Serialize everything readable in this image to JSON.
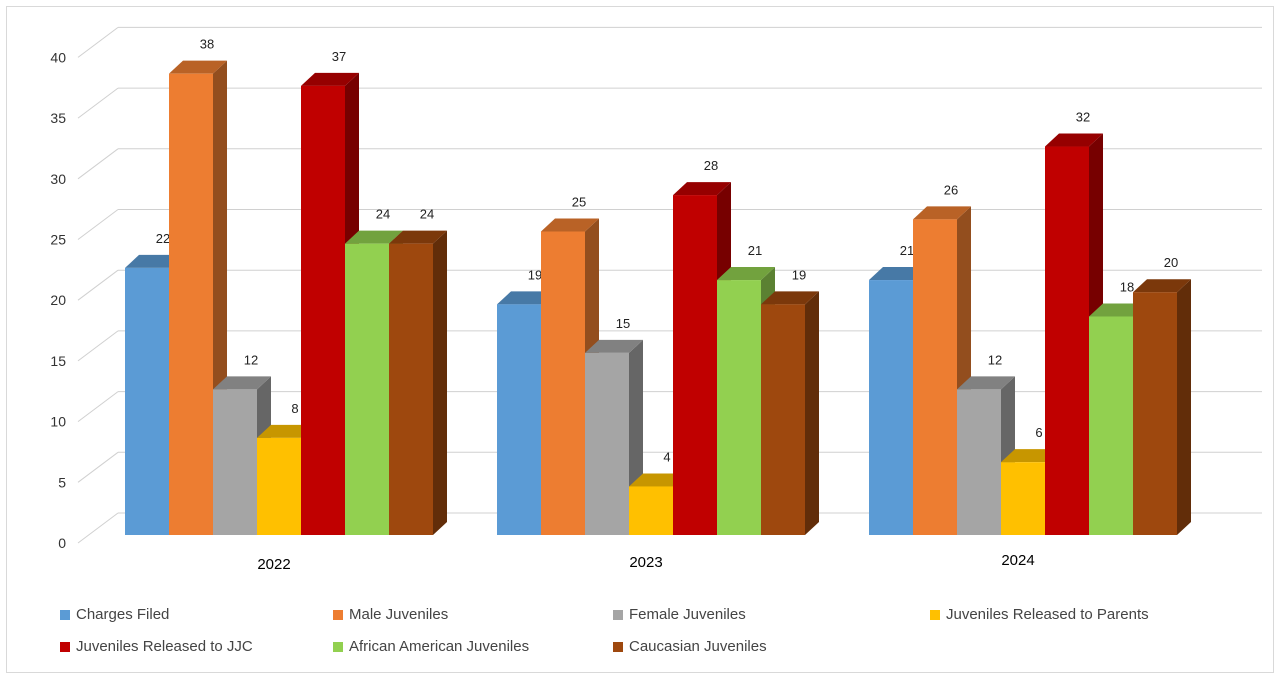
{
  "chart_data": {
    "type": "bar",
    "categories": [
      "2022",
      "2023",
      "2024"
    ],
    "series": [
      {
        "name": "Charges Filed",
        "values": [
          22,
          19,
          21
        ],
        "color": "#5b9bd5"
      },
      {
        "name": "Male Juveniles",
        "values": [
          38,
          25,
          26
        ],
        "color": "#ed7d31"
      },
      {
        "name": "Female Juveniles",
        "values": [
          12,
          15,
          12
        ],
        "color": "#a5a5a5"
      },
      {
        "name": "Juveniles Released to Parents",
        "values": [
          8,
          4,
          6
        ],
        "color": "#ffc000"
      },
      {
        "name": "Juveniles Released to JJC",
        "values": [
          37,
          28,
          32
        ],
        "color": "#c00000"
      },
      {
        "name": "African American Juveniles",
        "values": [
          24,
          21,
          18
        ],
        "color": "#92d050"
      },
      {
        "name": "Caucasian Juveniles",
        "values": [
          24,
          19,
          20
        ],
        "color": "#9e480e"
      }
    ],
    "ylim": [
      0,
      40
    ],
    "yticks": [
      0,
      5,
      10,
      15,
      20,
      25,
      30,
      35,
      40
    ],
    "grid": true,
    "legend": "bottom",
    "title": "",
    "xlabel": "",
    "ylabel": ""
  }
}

## Task goal
Single out each line of the records above with the string "color" in it, and copy it.

## Result of the exercise
        "color": "#5b9bd5"
        "color": "#ed7d31"
        "color": "#a5a5a5"
        "color": "#ffc000"
        "color": "#c00000"
        "color": "#92d050"
        "color": "#9e480e"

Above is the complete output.